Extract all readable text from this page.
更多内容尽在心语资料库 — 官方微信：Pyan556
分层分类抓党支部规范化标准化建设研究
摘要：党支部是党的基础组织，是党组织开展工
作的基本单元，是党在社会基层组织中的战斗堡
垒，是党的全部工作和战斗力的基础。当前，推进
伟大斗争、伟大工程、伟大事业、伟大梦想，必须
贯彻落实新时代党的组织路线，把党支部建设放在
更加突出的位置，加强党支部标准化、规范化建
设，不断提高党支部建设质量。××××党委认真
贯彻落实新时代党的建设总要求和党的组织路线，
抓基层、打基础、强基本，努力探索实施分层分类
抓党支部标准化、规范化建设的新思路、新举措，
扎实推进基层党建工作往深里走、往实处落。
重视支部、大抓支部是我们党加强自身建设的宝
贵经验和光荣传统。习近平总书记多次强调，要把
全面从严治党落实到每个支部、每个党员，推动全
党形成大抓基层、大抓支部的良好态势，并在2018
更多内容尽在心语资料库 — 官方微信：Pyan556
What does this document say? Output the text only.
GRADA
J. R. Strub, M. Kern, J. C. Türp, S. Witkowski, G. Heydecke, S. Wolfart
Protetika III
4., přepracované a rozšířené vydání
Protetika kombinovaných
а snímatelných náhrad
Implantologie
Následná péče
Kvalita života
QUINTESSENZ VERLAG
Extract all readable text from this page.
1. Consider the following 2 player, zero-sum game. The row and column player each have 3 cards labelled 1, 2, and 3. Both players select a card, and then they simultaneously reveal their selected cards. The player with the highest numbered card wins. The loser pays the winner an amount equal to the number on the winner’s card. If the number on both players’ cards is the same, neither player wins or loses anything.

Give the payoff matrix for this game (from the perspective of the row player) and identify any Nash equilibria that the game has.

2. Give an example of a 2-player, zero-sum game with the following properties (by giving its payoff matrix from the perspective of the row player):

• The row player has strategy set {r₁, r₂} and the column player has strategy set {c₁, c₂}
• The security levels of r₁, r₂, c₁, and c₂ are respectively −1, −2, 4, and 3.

━━━━

Transcribe the whole listing exactly.

Extract all readable text from this page.
更多内容尽在心语资料库 — 官方微信：Pyan556
分层分类抓党支部规范化标准化建设研究
摘要：党支部是党的基础组织，是党组织开展工
作的基本单元，是党在社会基层组织中的战斗堡
垒，是党的全部工作和战斗力的基础。当前，推进
伟大斗争、伟大工程、伟大事业、伟大梦想，必须
贯彻落实新时代党的组织路线，把党支部建设放在
更加突出的位置，加强党支部标准化、规范化建
设，不断提高党支部建设质量。××××党委认真
贯彻落实新时代党的建设总要求和党的组织路线，
抓基层、打基础、强基本，努力探索实施分层分类
抓党支部标准化、规范化建设的新思路、新举措，
扎实推进基层党建工作往深里走、往实处落。
重视支部、大抓支部是我们党加强自身建设的宝
贵经验和光荣传统。习近平总书记多次强调，要把
全面从严治党落实到每个支部、每个党员，推动全
党形成大抓基层、大抓支部的良好态势，并在2018
更多内容尽在心语资料库 — 官方微信：Pyan556
What does this document say? Output the text only.
GRADA
J. R. Strub, M. Kern, J. C. Türp, S. Witkowski, G. Heydecke, S. Wolfart
Protetika III
4., přepracované a rozšířené vydání
Protetika kombinovaných
а snímatelných náhrad
Implantologie
Následná péče
Kvalita života
QUINTESSENZ VERLAG
Extract all readable text from this page.
1. Consider the following 2 player, zero-sum game. The row and column player each have 3 cards labelled 1, 2, and 3. Both players select a card, and then they simultaneously reveal their selected cards. The player with the highest numbered card wins. The loser pays the winner an amount equal to the number on the winner’s card. If the number on both players’ cards is the same, neither player wins or loses anything.

Give the payoff matrix for this game (from the perspective of the row player) and identify any Nash equilibria that the game has.

2. Give an example of a 2-player, zero-sum game with the following properties (by giving its payoff matrix from the perspective of the row player):

• The row player has strategy set {r₁, r₂} and the column player has strategy set {c₁, c₂}
• The security levels of r₁, r₂, c₁, and c₂ are respectively −1, −2, 4, and 3.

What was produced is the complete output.